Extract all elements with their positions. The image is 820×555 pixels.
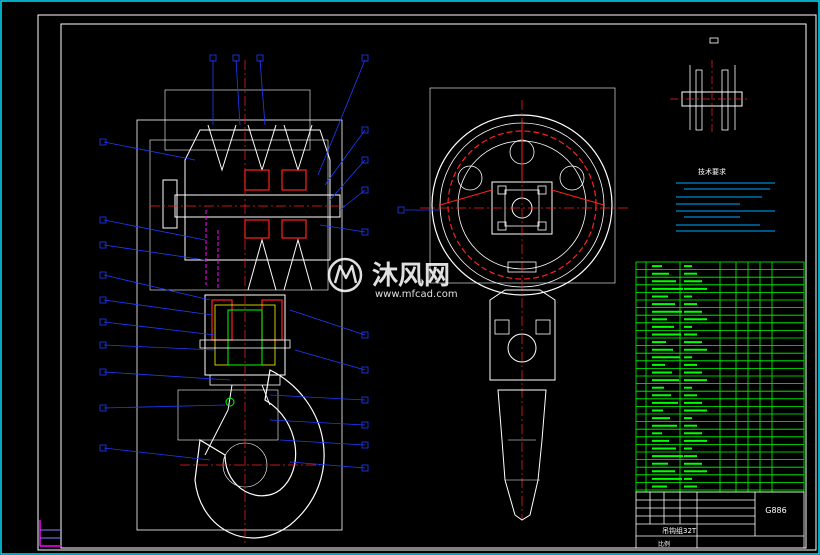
front-view <box>136 60 345 545</box>
watermark-url: www.mfcad.com <box>375 289 458 300</box>
watermark-logo-icon <box>327 257 363 293</box>
drawing-code: G886 <box>765 506 786 515</box>
scale-label: 比例 <box>658 540 670 548</box>
side-view <box>397 87 630 521</box>
parts-list-table <box>635 261 805 493</box>
watermark: 沐风网 www.mfcad.com <box>327 257 458 300</box>
tech-requirements: 技术要求 <box>676 167 775 232</box>
title-block <box>635 491 805 549</box>
part-name: 吊钩组32T <box>662 526 697 535</box>
ucs-icon <box>39 520 62 547</box>
watermark-brand: 沐风网 <box>372 261 450 291</box>
detail-view <box>670 37 750 135</box>
cad-drawing-canvas: 技术要求 G886 吊钩组32T 比例 沐风网 www.mfcad.com <box>0 0 820 555</box>
front-view-leaders <box>103 59 366 469</box>
tech-requirements-title: 技术要求 <box>698 167 726 176</box>
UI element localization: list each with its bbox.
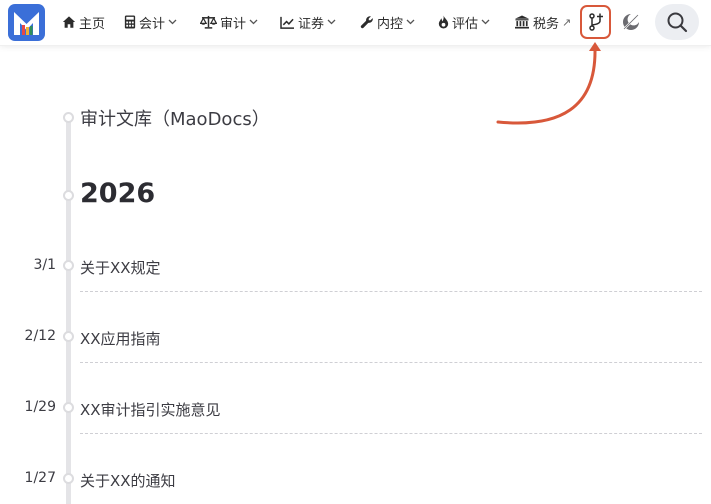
+++++
Stated task:
Copy everything in the listing verbatim, from the line containing "front-view <box>136 60 345 545</box>" down to the line containing "ucs-icon <box>39 520 62 547</box>", with both of those lines included.

Correct output:
front-view <box>136 60 345 545</box>
watermark-url: www.mfcad.com <box>375 289 458 300</box>
watermark-logo-icon <box>327 257 363 293</box>
drawing-code: G886 <box>765 506 786 515</box>
scale-label: 比例 <box>658 540 670 548</box>
side-view <box>397 87 630 521</box>
parts-list-table <box>635 261 805 493</box>
watermark: 沐风网 www.mfcad.com <box>327 257 458 300</box>
tech-requirements: 技术要求 <box>676 167 775 232</box>
title-block <box>635 491 805 549</box>
part-name: 吊钩组32T <box>662 526 697 535</box>
ucs-icon <box>39 520 62 547</box>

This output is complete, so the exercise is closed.